Créditos: EmpoderaClima

Transição Justa: uma demanda ecofeminista

Um dos temas em ascensão no ano de 2025, inclusive muito mencionado durante a SB62, foi o da Transição Justa. Um conceito que, apesar de importante, corre o risco de se tornar vazio se não for interseccional e operacional

Em 2024, o Grupo de Trabalho sobre Transição Justa, após as tratativas de negociação, não conseguiu aprovar um texto final, o que também elevou as expectativas de resoluções sobre a temática para este ano. Em 2025, no entanto, observamos uma postura mais pragmática por parte de facilitadores e negociadores, que trabalharam de forma mais estratégica, incentivando firmemente a cooperação entre as partes e proporcionando estruturas sólidas de “notas informais” (documentos elaborados pelos co-facilitadores para apoiar o processo de negociação) para discussão, a fim de construir um texto base para a COP30 — e conseguiram.

A “nota informal” acordada ainda não contempla o cenário ideal da sociedade civil, pois é forjada também em concessões multilaterais, com o resultado de alguns pontos que ficaram em aberto para discussão posterior. Ainda assim, o texto representa um avanço real. É um ponto de partida sólido que pode se desdobrar em resultados concretos em Belém.

**DADOS FORNECIDOS**
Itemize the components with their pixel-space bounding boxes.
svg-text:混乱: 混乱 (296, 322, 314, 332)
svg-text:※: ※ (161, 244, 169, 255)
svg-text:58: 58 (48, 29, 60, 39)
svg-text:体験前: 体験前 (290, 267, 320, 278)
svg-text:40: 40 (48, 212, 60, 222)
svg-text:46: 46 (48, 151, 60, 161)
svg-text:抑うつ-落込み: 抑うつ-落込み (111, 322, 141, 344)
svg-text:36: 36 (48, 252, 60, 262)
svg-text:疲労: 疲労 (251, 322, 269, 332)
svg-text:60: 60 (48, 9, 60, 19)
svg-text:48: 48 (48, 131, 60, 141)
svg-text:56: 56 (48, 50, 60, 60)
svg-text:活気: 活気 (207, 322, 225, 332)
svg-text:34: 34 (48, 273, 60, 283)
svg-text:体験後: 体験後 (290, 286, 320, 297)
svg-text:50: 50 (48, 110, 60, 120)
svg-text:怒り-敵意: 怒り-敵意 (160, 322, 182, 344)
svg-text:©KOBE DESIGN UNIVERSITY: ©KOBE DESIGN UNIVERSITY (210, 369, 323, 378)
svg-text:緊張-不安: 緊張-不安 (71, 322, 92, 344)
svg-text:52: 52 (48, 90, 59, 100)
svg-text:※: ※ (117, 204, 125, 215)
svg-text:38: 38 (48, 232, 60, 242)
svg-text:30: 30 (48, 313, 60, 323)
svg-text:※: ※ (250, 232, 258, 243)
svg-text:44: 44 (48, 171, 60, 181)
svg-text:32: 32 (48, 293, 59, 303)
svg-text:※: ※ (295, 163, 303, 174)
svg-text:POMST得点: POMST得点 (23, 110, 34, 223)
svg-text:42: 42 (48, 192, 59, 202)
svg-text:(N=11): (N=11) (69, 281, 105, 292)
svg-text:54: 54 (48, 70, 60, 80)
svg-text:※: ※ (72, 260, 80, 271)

**ORDEM DE SERVIÇO 1**
Quais nomes próprios de eventos, lugares e organizações aparecem no texto sobre a transição justa? Liste todos.
**ORDEM DE SERVIÇO 2**
Responda com base no texto sobre a transição justa:
(a) Em que ano o Grupo de Trabalho sobre Transição Justa não conseguiu aprovar um texto final?
(b) Segundo o texto, o que são as "notas informais"?
(c) Em que cidade o texto diz que a nota acordada pode gerar resultados concretos?
**ORDEM DE SERVIÇO 3**
Prossiga com o texto sobre a transição justa a partir da última frase, mantendo o mesmo tom e assunto.

**RESPOSTA DO EXERCÍCIO 1**
EmpoderaClima
SB62
Grupo de Trabalho sobre Transição Justa
COP30
Belém

**RESPOSTA DO EXERCÍCIO 2**
(a) Em 2024.
(b) São documentos elaborados pelos co-facilitadores para apoiar o processo de negociação.
(c) Em Belém.

**RESPOSTA DO EXERCÍCIO 3**
Entre os pontos positivos do documento final da SB62, destacamos:

  • A menção explícita à igualdade de gênero como parte dos princípios de uma transição justa;

  • O reconhecimento da economia do cuidado como elemento essencial na construção de uma transição energética;

  • E, de forma inédita: a possibilidade de operacionalizar a transição justa por meio de um mecanismo global de cooperação, uma potente demanda trazida em grande parte pelas constituintes da sociedade civil, como a Women and Gender Constituency, YOUNGO, Indigenous Peoples Organizations, Trade Unions, dentre outras. Trata-se de uma proposta de um novo mecanismo para impulsionar um processo de transição justa integrado, com cooperação dentro dos países e entre países, troca de conhecimento, tecnologias e recursos, respeitando a equidade e os direitos humanos, trabalhistas e dos povos indígenas.

A visão ecofeminista que apoiamos defende que uma transição justa precisa estar enraizada na justiça de gênero, com participação direta das comunidades impactadas, não apenas como beneficiárias, mas como co-criadoras de soluções. Afinal, a transição justa não pode se limitar à mudança energética. Ela precisa estar conectada a agendas como financiamento, perdas e danos, adaptação, mitigação e direitos humanos. Caso contrário, será apenas uma nova forma de exploração, agora “pintada da cor verde”.

Créditos: Lara Murillo

O caminho para a COP30: justiça de gênero deve ser central em todos os eixos

A SB62 foi um passo técnico, porém decisivo, no rumo à COP30. Este encontro representou uma oportunidade histórica para alavancar a influência da Amazônia, dos povos tradicionais e das mulheres no centro da agenda climática global.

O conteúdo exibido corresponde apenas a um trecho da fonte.